───── Source material

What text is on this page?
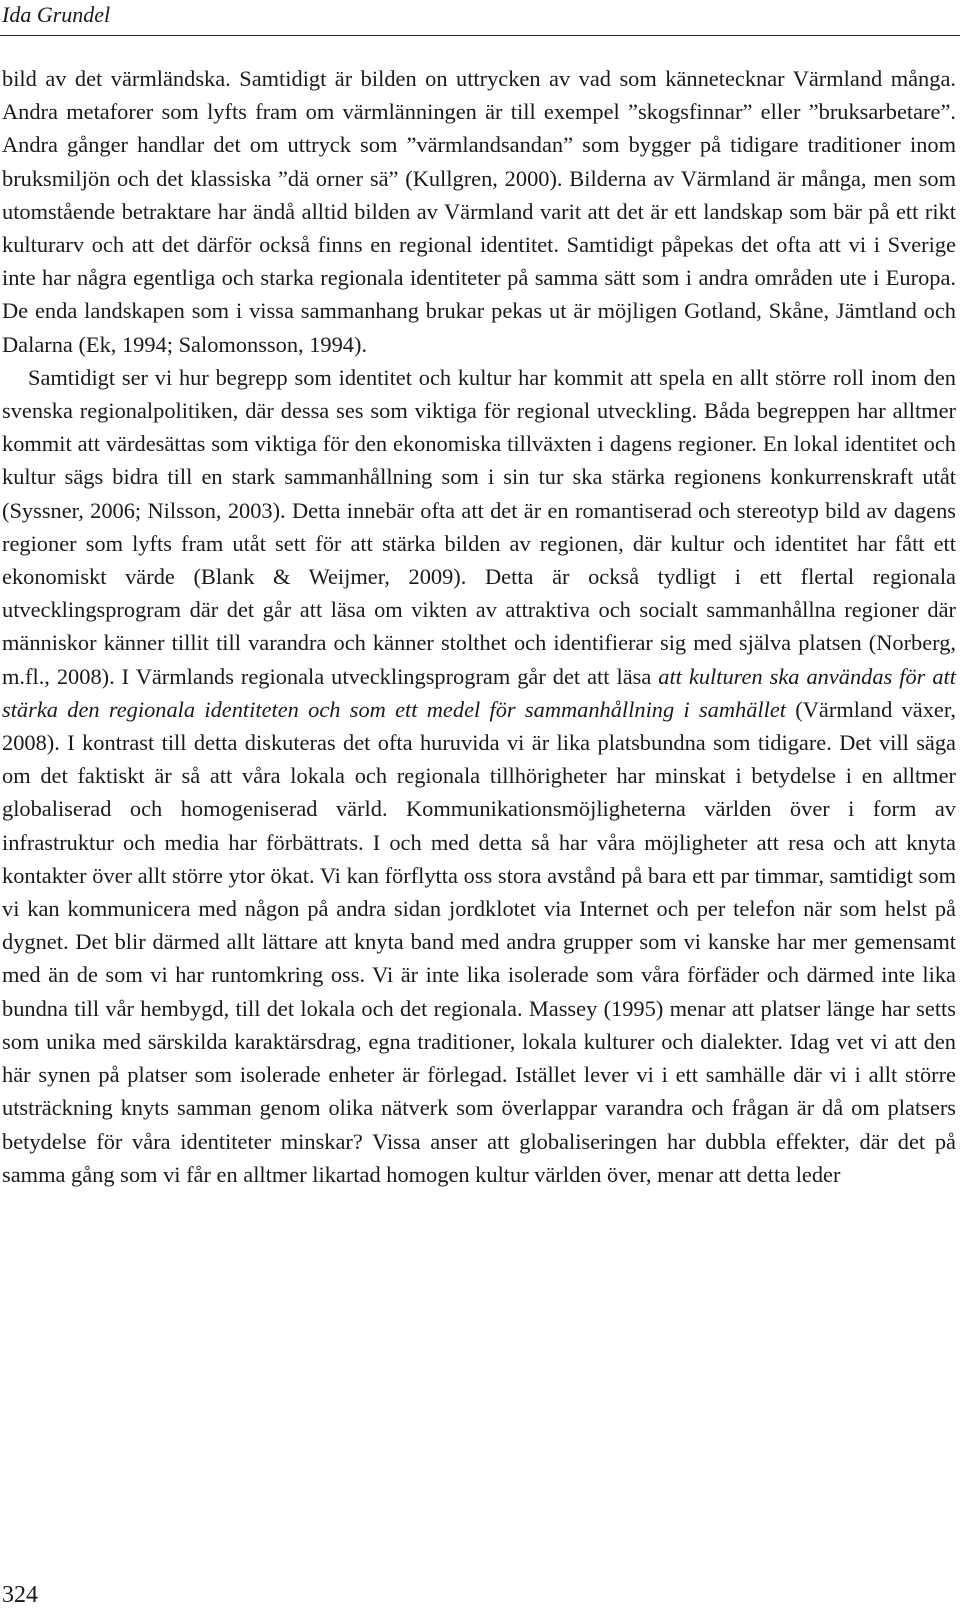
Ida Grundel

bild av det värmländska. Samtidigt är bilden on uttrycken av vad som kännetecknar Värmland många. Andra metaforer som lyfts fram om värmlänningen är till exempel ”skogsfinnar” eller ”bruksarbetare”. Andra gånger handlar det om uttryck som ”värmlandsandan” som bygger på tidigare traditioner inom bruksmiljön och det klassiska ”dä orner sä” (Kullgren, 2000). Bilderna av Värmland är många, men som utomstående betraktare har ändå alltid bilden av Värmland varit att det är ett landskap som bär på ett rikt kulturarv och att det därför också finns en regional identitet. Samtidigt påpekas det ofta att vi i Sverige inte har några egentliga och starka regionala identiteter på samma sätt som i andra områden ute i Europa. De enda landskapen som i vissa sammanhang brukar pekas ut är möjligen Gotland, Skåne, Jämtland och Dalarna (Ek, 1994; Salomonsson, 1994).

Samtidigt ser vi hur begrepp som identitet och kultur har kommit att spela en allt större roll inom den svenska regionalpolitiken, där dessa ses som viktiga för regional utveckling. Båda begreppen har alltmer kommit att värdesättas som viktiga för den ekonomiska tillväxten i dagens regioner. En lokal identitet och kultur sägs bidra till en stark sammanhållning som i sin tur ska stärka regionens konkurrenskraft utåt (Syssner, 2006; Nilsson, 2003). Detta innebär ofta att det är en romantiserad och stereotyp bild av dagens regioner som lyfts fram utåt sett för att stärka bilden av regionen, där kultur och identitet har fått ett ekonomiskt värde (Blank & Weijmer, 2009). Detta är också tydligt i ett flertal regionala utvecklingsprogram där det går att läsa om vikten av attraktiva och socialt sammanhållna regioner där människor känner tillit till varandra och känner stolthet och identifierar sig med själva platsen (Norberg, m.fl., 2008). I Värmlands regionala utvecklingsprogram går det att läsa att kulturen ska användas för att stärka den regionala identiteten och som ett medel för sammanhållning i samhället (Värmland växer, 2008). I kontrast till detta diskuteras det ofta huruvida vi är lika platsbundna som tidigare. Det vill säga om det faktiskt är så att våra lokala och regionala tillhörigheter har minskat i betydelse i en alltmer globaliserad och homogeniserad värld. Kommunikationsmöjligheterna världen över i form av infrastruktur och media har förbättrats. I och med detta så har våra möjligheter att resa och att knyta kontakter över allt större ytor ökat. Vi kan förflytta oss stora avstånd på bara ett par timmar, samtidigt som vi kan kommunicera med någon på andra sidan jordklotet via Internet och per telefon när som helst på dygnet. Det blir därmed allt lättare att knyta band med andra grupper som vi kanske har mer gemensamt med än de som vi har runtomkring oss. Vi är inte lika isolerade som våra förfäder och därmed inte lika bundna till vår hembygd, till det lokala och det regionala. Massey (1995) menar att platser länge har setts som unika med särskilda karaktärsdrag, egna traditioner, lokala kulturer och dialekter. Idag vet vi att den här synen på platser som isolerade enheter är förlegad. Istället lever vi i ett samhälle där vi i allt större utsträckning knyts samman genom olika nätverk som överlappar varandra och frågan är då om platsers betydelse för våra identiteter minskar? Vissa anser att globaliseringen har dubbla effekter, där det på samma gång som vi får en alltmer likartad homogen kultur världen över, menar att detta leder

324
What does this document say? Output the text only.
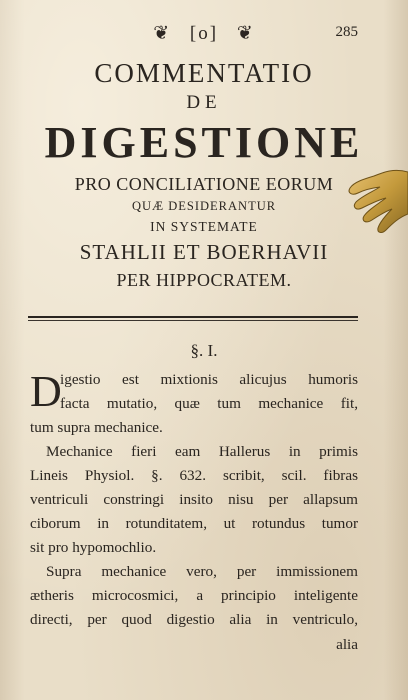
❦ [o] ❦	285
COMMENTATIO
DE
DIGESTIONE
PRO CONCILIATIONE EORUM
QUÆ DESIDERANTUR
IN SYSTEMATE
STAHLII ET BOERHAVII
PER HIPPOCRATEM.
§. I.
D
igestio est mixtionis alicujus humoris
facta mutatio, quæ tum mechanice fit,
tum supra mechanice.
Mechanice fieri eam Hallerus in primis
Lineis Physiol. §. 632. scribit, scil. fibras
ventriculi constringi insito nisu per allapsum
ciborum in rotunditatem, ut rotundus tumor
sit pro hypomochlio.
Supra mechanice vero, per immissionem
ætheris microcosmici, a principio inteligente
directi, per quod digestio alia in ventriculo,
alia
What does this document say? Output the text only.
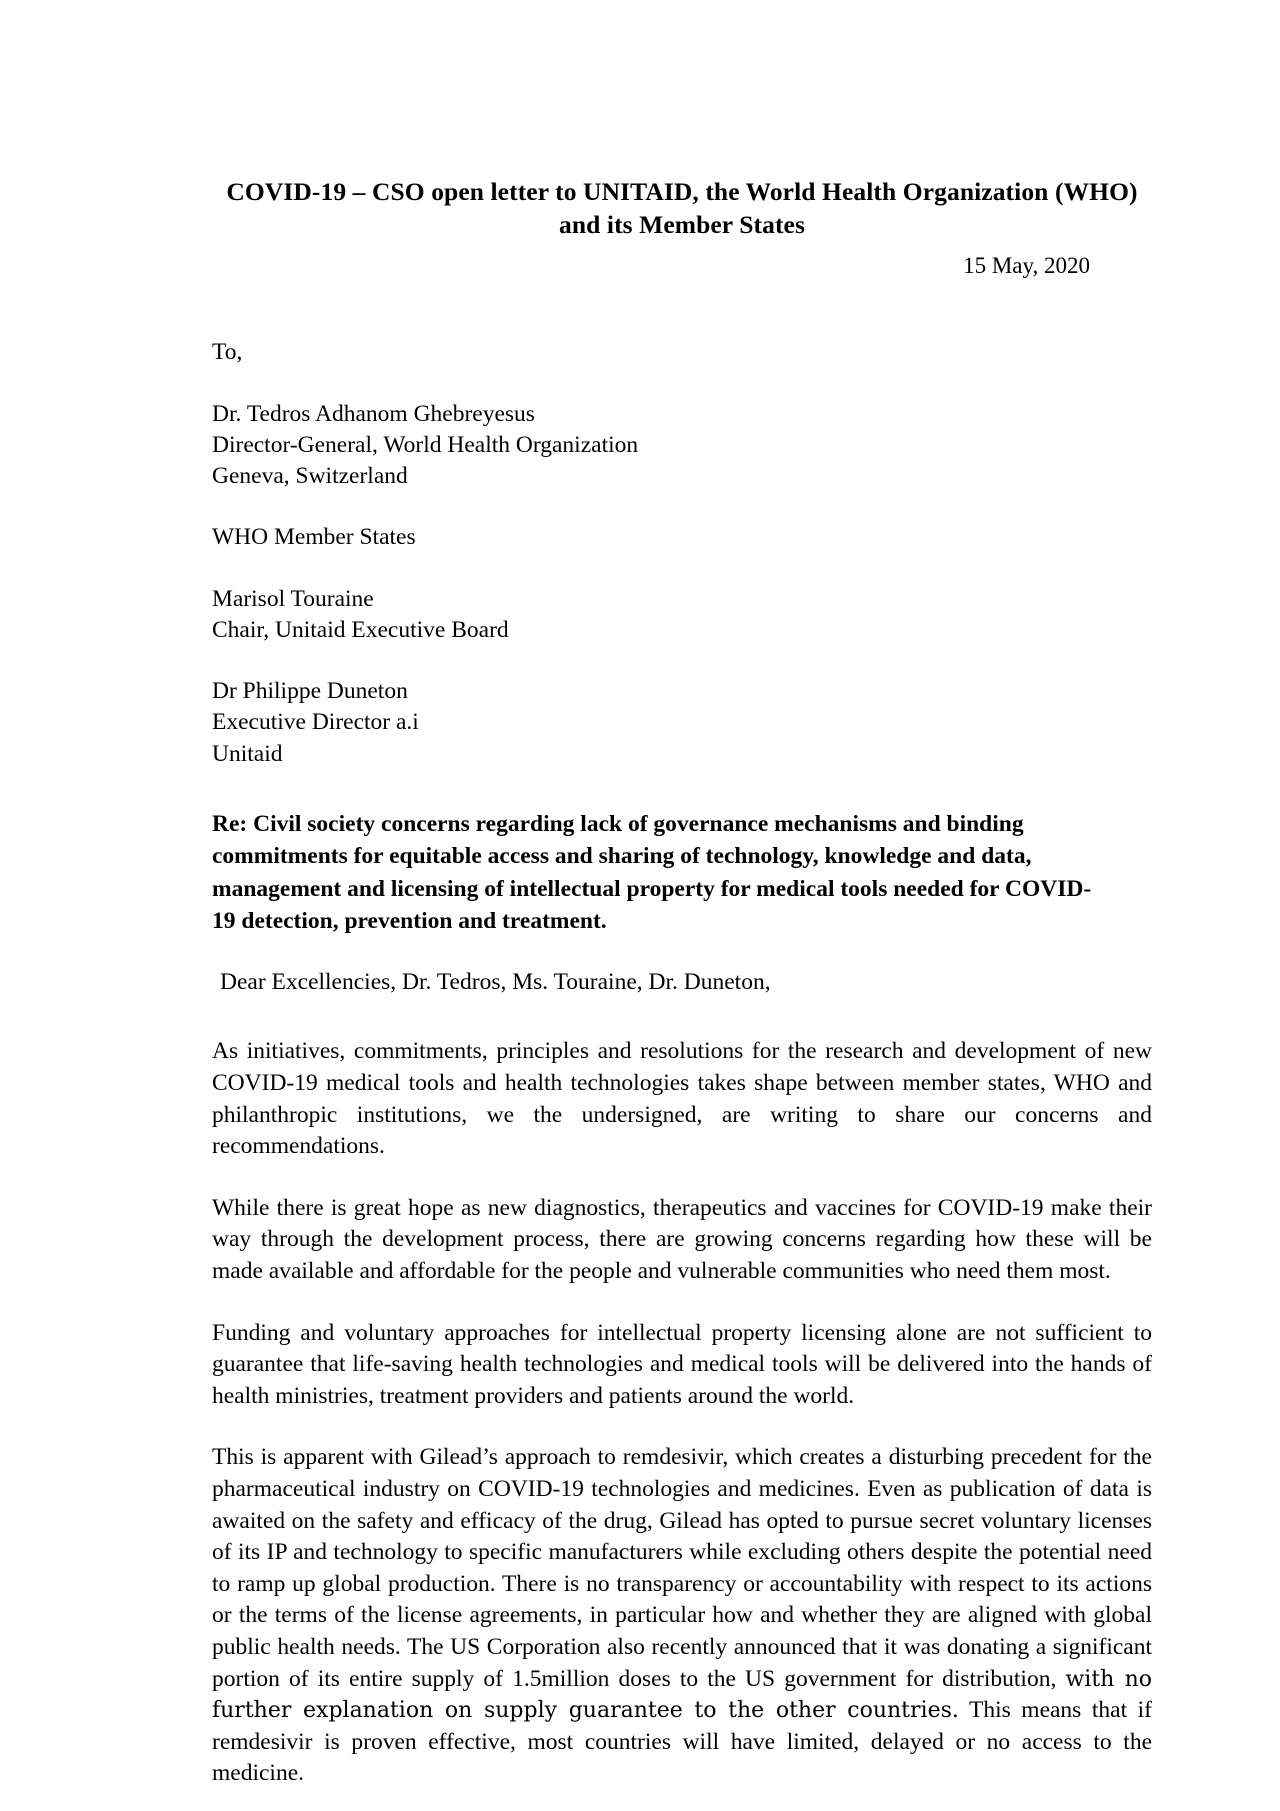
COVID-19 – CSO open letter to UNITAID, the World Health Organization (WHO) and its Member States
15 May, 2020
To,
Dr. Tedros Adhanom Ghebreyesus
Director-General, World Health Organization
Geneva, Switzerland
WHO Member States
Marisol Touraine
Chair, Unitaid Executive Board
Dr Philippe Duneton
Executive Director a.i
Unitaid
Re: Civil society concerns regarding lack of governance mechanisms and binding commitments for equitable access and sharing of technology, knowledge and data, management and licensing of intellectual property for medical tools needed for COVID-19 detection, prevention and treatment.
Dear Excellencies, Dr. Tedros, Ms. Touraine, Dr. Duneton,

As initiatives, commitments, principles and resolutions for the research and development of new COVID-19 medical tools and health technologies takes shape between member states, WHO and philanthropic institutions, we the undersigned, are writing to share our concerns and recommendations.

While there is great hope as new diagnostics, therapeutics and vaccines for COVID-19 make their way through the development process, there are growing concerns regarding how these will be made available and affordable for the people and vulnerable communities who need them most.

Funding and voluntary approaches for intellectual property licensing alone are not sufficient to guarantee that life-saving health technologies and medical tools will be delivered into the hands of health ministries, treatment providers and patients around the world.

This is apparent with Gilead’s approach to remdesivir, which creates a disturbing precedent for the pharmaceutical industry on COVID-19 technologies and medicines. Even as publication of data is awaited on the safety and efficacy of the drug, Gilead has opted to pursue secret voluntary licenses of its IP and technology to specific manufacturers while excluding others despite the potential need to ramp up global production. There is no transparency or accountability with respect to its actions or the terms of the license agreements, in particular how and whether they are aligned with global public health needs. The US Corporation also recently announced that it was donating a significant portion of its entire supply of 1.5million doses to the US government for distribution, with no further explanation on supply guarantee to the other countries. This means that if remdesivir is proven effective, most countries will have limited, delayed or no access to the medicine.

──────────

_About this task_: Go through the records above and copy each line where "Executive" is found.

_Problem solution_:
Chair, Unitaid Executive Board
Executive Director a.i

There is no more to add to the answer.